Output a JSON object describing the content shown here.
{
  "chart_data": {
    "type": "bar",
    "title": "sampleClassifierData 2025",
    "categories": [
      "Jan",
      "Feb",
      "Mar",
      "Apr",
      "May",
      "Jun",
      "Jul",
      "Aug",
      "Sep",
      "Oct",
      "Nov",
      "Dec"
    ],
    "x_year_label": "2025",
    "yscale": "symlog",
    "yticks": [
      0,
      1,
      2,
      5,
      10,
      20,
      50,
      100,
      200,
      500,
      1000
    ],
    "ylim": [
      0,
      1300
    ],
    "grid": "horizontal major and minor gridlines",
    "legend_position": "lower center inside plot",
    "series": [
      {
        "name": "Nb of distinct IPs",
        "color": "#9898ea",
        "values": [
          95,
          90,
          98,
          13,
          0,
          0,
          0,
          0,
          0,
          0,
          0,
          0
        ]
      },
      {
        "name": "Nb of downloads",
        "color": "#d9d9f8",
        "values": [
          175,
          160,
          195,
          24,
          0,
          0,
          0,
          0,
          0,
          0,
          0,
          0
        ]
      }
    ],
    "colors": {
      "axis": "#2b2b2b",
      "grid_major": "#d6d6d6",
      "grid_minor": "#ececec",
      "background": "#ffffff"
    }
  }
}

---

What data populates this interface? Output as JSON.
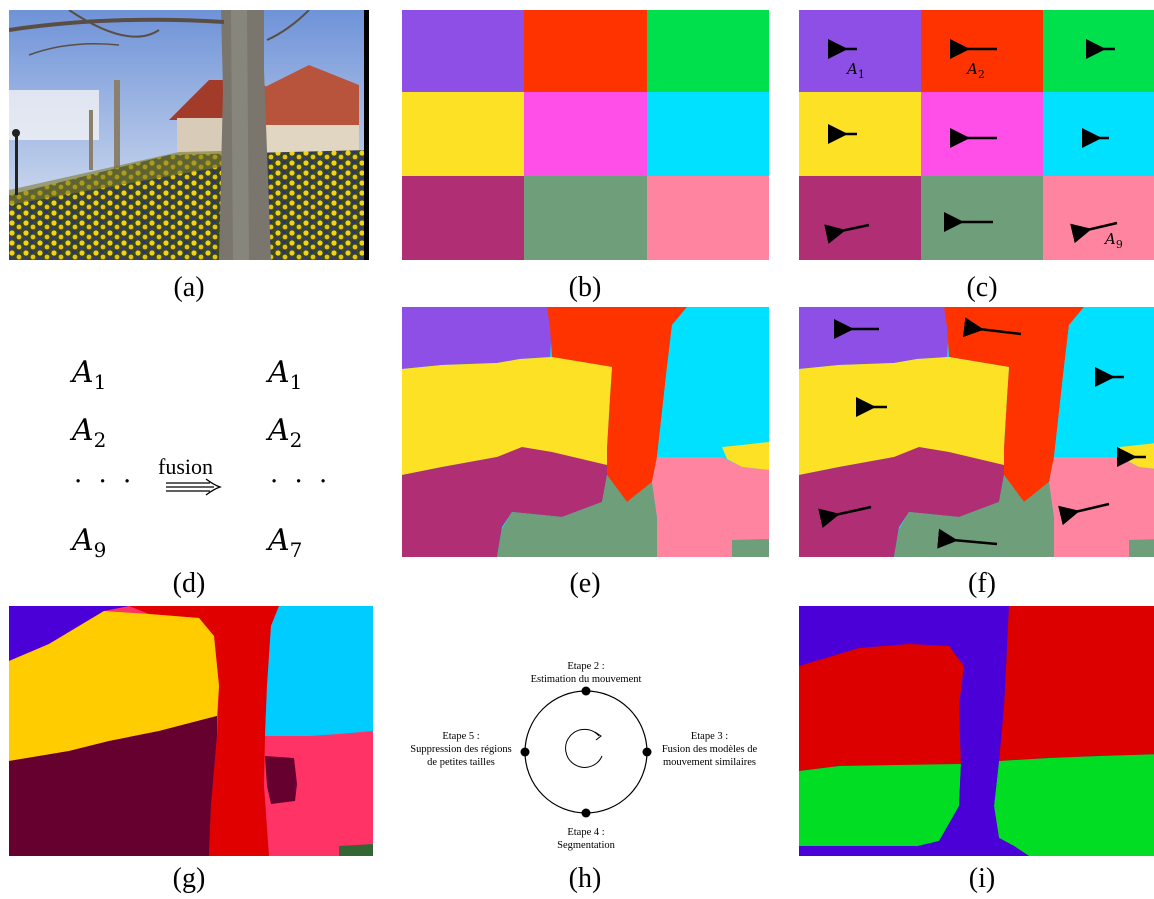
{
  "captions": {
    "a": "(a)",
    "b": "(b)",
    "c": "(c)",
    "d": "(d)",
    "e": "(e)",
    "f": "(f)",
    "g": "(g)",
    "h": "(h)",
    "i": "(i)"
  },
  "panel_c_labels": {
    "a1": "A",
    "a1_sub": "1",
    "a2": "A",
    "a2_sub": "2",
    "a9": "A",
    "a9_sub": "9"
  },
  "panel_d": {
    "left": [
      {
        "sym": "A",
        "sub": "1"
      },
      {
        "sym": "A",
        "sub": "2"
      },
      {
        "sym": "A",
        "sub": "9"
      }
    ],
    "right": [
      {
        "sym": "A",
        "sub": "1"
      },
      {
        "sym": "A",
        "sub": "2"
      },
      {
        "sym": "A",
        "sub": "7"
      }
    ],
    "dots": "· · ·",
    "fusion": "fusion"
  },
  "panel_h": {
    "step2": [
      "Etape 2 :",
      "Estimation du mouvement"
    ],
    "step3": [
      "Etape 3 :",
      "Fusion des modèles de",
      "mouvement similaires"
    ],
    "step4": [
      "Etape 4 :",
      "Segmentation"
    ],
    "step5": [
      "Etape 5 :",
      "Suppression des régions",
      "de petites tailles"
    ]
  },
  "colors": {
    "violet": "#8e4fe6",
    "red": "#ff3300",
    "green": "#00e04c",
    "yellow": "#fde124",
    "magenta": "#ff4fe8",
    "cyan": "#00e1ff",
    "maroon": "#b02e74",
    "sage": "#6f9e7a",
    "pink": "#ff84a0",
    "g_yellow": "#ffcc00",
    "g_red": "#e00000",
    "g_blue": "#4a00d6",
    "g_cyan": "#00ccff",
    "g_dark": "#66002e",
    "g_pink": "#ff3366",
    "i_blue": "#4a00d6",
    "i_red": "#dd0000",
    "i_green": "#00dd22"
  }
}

**Problem**
Reproduce every line from the entries that holds the word "mouvement".

**Task response**
      "Estimation du mouvement"
      "mouvement similaires"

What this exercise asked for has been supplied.